> **WHAT YOU ARE ASKED TO DO**: Extract all lines containing "Категория".

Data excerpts
━━━━━━━━━━━━━━━━━━━━━━━━━━━━━━
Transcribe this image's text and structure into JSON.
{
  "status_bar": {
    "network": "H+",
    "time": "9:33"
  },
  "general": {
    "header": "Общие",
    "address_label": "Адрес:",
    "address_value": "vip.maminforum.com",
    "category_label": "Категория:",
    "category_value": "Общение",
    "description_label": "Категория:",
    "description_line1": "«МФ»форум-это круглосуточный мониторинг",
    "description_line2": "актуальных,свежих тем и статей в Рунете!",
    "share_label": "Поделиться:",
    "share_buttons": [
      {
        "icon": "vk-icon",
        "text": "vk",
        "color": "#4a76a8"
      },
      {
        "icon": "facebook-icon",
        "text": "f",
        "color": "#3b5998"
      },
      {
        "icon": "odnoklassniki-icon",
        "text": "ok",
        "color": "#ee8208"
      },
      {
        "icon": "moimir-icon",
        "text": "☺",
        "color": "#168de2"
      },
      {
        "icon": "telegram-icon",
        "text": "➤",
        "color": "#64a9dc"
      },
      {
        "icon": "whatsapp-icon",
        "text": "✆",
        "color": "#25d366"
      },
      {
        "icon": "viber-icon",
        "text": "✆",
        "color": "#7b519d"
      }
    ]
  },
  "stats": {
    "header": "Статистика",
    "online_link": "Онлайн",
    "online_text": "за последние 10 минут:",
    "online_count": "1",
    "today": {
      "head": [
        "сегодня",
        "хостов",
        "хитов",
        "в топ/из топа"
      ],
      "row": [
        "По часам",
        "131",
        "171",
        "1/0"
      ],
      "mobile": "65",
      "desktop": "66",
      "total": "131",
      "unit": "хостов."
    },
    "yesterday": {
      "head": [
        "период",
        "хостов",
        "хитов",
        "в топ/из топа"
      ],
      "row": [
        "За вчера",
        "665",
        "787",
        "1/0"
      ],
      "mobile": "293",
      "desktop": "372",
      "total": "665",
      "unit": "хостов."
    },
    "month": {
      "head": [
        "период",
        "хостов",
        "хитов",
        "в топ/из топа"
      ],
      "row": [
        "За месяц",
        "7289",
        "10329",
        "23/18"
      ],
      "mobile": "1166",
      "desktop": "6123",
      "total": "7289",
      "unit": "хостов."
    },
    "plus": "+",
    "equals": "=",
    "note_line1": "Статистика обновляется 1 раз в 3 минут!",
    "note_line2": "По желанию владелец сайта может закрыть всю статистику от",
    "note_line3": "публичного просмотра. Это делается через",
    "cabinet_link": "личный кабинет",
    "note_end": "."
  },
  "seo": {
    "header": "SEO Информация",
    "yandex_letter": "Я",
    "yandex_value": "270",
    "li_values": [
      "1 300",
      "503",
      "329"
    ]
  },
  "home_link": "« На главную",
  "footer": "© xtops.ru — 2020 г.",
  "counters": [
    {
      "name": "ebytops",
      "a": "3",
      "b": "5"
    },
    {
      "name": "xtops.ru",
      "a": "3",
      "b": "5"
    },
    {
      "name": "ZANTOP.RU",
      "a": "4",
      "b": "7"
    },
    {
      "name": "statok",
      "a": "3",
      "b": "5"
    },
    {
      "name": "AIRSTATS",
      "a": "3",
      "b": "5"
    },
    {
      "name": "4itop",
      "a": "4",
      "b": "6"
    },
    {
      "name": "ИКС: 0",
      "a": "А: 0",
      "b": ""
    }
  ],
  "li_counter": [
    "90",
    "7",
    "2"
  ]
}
━━━━━━━━━━━━━━━━━━━━━━━━━━━━━━
> **THE REPLY**:
    "category_label": "Категория:",
    "description_label": "Категория:",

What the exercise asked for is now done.